Aim of the exercise
Return the material below in full and exactly.

Collected data
★ ★ ★ ★ ★
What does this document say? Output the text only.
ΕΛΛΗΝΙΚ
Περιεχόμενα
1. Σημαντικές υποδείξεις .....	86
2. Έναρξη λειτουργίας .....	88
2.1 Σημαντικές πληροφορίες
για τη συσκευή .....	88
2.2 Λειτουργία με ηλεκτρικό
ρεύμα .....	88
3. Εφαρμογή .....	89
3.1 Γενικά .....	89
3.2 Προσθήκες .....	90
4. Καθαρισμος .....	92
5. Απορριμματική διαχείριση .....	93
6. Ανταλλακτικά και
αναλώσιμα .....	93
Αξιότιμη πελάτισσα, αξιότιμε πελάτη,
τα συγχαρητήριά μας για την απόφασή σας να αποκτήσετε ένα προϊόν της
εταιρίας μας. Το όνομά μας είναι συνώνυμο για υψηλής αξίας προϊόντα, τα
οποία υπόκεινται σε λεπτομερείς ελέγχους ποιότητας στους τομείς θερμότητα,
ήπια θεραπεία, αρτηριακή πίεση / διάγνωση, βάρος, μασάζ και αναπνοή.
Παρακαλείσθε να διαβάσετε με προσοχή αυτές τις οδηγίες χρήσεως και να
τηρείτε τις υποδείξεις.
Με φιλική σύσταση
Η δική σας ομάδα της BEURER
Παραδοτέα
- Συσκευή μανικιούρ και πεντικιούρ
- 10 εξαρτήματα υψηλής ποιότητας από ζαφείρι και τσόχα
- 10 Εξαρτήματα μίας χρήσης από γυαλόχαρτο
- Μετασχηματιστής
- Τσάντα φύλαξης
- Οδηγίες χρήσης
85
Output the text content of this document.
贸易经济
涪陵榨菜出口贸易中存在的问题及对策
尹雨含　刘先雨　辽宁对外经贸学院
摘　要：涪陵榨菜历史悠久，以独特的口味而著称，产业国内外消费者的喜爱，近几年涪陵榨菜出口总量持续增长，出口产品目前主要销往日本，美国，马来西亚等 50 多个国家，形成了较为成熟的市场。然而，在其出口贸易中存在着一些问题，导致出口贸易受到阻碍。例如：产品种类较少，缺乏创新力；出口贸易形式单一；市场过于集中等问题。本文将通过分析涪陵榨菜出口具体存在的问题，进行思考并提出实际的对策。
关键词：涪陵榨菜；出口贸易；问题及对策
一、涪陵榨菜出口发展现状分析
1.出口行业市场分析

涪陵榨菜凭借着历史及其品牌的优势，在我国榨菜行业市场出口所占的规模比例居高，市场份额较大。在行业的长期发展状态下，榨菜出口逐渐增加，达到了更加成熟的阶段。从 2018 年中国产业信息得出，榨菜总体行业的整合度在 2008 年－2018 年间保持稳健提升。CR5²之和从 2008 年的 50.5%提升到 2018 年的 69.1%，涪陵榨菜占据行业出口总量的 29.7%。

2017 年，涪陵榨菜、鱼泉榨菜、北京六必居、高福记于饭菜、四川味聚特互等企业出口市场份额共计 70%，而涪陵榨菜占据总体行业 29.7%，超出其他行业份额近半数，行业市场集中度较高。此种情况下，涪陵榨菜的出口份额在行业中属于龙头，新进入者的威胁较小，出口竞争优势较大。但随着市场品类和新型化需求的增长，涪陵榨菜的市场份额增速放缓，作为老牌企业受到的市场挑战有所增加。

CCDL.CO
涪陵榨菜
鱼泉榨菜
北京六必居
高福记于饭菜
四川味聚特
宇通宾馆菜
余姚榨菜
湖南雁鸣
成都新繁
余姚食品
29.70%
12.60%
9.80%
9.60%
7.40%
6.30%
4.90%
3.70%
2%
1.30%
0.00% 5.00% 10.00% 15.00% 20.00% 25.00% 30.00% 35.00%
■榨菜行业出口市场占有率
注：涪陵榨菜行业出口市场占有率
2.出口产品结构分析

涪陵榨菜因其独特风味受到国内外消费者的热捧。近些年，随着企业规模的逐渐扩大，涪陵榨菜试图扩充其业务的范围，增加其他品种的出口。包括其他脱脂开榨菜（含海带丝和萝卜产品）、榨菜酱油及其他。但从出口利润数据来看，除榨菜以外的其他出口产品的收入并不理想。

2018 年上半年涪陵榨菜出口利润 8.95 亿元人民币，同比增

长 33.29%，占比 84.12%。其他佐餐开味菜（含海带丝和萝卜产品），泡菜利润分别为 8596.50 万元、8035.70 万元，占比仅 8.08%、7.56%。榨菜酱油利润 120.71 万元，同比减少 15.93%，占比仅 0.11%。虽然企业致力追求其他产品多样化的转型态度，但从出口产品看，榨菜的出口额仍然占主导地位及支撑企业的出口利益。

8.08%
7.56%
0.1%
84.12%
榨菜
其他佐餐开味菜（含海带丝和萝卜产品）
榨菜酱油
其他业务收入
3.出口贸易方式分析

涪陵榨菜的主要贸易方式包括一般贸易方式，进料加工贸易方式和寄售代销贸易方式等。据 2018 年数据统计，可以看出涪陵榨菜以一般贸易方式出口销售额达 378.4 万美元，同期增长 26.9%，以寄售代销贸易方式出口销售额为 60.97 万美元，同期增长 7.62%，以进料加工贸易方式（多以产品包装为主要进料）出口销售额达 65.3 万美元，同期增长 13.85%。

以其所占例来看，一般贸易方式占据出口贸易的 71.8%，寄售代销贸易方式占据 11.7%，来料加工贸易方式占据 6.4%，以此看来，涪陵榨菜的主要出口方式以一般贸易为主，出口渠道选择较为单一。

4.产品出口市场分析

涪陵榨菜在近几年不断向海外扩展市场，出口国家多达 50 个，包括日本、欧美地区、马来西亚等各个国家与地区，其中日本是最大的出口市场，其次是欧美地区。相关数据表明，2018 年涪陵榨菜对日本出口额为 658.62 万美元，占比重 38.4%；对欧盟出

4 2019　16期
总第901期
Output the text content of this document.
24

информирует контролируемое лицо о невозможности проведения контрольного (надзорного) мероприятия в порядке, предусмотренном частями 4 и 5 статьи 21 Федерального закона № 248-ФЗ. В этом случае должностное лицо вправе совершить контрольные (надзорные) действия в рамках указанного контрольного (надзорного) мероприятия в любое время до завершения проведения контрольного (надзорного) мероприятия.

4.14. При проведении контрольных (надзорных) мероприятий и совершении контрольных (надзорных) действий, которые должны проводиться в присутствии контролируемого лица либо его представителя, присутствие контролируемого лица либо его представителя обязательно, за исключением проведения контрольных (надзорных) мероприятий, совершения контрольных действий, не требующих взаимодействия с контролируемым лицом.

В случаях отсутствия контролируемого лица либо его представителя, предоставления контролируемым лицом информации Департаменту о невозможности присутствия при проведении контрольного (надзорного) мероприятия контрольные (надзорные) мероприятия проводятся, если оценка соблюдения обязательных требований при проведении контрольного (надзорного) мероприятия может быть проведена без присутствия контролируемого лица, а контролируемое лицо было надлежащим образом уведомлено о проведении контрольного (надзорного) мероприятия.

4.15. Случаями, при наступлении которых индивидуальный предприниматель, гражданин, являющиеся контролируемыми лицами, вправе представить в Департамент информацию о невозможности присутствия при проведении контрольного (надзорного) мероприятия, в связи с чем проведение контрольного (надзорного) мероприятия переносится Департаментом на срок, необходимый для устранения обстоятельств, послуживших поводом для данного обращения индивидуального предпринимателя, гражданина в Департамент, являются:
★ ★ ★ ★ ★
Written solution
What does this document say? Output the text only.
ΕΛΛΗΝΙΚ
Περιεχόμενα
1. Σημαντικές υποδείξεις .....	86
2. Έναρξη λειτουργίας .....	88
2.1 Σημαντικές πληροφορίες
για τη συσκευή .....	88
2.2 Λειτουργία με ηλεκτρικό
ρεύμα .....	88
3. Εφαρμογή .....	89
3.1 Γενικά .....	89
3.2 Προσθήκες .....	90
4. Καθαρισμος .....	92
5. Απορριμματική διαχείριση .....	93
6. Ανταλλακτικά και
αναλώσιμα .....	93
Αξιότιμη πελάτισσα, αξιότιμε πελάτη,
τα συγχαρητήριά μας για την απόφασή σας να αποκτήσετε ένα προϊόν της
εταιρίας μας. Το όνομά μας είναι συνώνυμο για υψηλής αξίας προϊόντα, τα
οποία υπόκεινται σε λεπτομερείς ελέγχους ποιότητας στους τομείς θερμότητα,
ήπια θεραπεία, αρτηριακή πίεση / διάγνωση, βάρος, μασάζ και αναπνοή.
Παρακαλείσθε να διαβάσετε με προσοχή αυτές τις οδηγίες χρήσεως και να
τηρείτε τις υποδείξεις.
Με φιλική σύσταση
Η δική σας ομάδα της BEURER
Παραδοτέα
- Συσκευή μανικιούρ και πεντικιούρ
- 10 εξαρτήματα υψηλής ποιότητας από ζαφείρι και τσόχα
- 10 Εξαρτήματα μίας χρήσης από γυαλόχαρτο
- Μετασχηματιστής
- Τσάντα φύλαξης
- Οδηγίες χρήσης
85
Output the text content of this document.
贸易经济
涪陵榨菜出口贸易中存在的问题及对策
尹雨含　刘先雨　辽宁对外经贸学院
摘　要：涪陵榨菜历史悠久，以独特的口味而著称，产业国内外消费者的喜爱，近几年涪陵榨菜出口总量持续增长，出口产品目前主要销往日本，美国，马来西亚等 50 多个国家，形成了较为成熟的市场。然而，在其出口贸易中存在着一些问题，导致出口贸易受到阻碍。例如：产品种类较少，缺乏创新力；出口贸易形式单一；市场过于集中等问题。本文将通过分析涪陵榨菜出口具体存在的问题，进行思考并提出实际的对策。
关键词：涪陵榨菜；出口贸易；问题及对策
一、涪陵榨菜出口发展现状分析
1.出口行业市场分析

涪陵榨菜凭借着历史及其品牌的优势，在我国榨菜行业市场出口所占的规模比例居高，市场份额较大。在行业的长期发展状态下，榨菜出口逐渐增加，达到了更加成熟的阶段。从 2018 年中国产业信息得出，榨菜总体行业的整合度在 2008 年－2018 年间保持稳健提升。CR5²之和从 2008 年的 50.5%提升到 2018 年的 69.1%，涪陵榨菜占据行业出口总量的 29.7%。

2017 年，涪陵榨菜、鱼泉榨菜、北京六必居、高福记于饭菜、四川味聚特互等企业出口市场份额共计 70%，而涪陵榨菜占据总体行业 29.7%，超出其他行业份额近半数，行业市场集中度较高。此种情况下，涪陵榨菜的出口份额在行业中属于龙头，新进入者的威胁较小，出口竞争优势较大。但随着市场品类和新型化需求的增长，涪陵榨菜的市场份额增速放缓，作为老牌企业受到的市场挑战有所增加。

CCDL.CO
涪陵榨菜
鱼泉榨菜
北京六必居
高福记于饭菜
四川味聚特
宇通宾馆菜
余姚榨菜
湖南雁鸣
成都新繁
余姚食品
29.70%
12.60%
9.80%
9.60%
7.40%
6.30%
4.90%
3.70%
2%
1.30%
0.00% 5.00% 10.00% 15.00% 20.00% 25.00% 30.00% 35.00%
■榨菜行业出口市场占有率
注：涪陵榨菜行业出口市场占有率
2.出口产品结构分析

涪陵榨菜因其独特风味受到国内外消费者的热捧。近些年，随着企业规模的逐渐扩大，涪陵榨菜试图扩充其业务的范围，增加其他品种的出口。包括其他脱脂开榨菜（含海带丝和萝卜产品）、榨菜酱油及其他。但从出口利润数据来看，除榨菜以外的其他出口产品的收入并不理想。

2018 年上半年涪陵榨菜出口利润 8.95 亿元人民币，同比增

长 33.29%，占比 84.12%。其他佐餐开味菜（含海带丝和萝卜产品），泡菜利润分别为 8596.50 万元、8035.70 万元，占比仅 8.08%、7.56%。榨菜酱油利润 120.71 万元，同比减少 15.93%，占比仅 0.11%。虽然企业致力追求其他产品多样化的转型态度，但从出口产品看，榨菜的出口额仍然占主导地位及支撑企业的出口利益。

8.08%
7.56%
0.1%
84.12%
榨菜
其他佐餐开味菜（含海带丝和萝卜产品）
榨菜酱油
其他业务收入
3.出口贸易方式分析

涪陵榨菜的主要贸易方式包括一般贸易方式，进料加工贸易方式和寄售代销贸易方式等。据 2018 年数据统计，可以看出涪陵榨菜以一般贸易方式出口销售额达 378.4 万美元，同期增长 26.9%，以寄售代销贸易方式出口销售额为 60.97 万美元，同期增长 7.62%，以进料加工贸易方式（多以产品包装为主要进料）出口销售额达 65.3 万美元，同期增长 13.85%。

以其所占例来看，一般贸易方式占据出口贸易的 71.8%，寄售代销贸易方式占据 11.7%，来料加工贸易方式占据 6.4%，以此看来，涪陵榨菜的主要出口方式以一般贸易为主，出口渠道选择较为单一。

4.产品出口市场分析

涪陵榨菜在近几年不断向海外扩展市场，出口国家多达 50 个，包括日本、欧美地区、马来西亚等各个国家与地区，其中日本是最大的出口市场，其次是欧美地区。相关数据表明，2018 年涪陵榨菜对日本出口额为 658.62 万美元，占比重 38.4%；对欧盟出

4 2019　16期
总第901期
Output the text content of this document.
24

информирует контролируемое лицо о невозможности проведения контрольного (надзорного) мероприятия в порядке, предусмотренном частями 4 и 5 статьи 21 Федерального закона № 248-ФЗ. В этом случае должностное лицо вправе совершить контрольные (надзорные) действия в рамках указанного контрольного (надзорного) мероприятия в любое время до завершения проведения контрольного (надзорного) мероприятия.

4.14. При проведении контрольных (надзорных) мероприятий и совершении контрольных (надзорных) действий, которые должны проводиться в присутствии контролируемого лица либо его представителя, присутствие контролируемого лица либо его представителя обязательно, за исключением проведения контрольных (надзорных) мероприятий, совершения контрольных действий, не требующих взаимодействия с контролируемым лицом.

В случаях отсутствия контролируемого лица либо его представителя, предоставления контролируемым лицом информации Департаменту о невозможности присутствия при проведении контрольного (надзорного) мероприятия контрольные (надзорные) мероприятия проводятся, если оценка соблюдения обязательных требований при проведении контрольного (надзорного) мероприятия может быть проведена без присутствия контролируемого лица, а контролируемое лицо было надлежащим образом уведомлено о проведении контрольного (надзорного) мероприятия.

4.15. Случаями, при наступлении которых индивидуальный предприниматель, гражданин, являющиеся контролируемыми лицами, вправе представить в Департамент информацию о невозможности присутствия при проведении контрольного (надзорного) мероприятия, в связи с чем проведение контрольного (надзорного) мероприятия переносится Департаментом на срок, необходимый для устранения обстоятельств, послуживших поводом для данного обращения индивидуального предпринимателя, гражданина в Департамент, являются:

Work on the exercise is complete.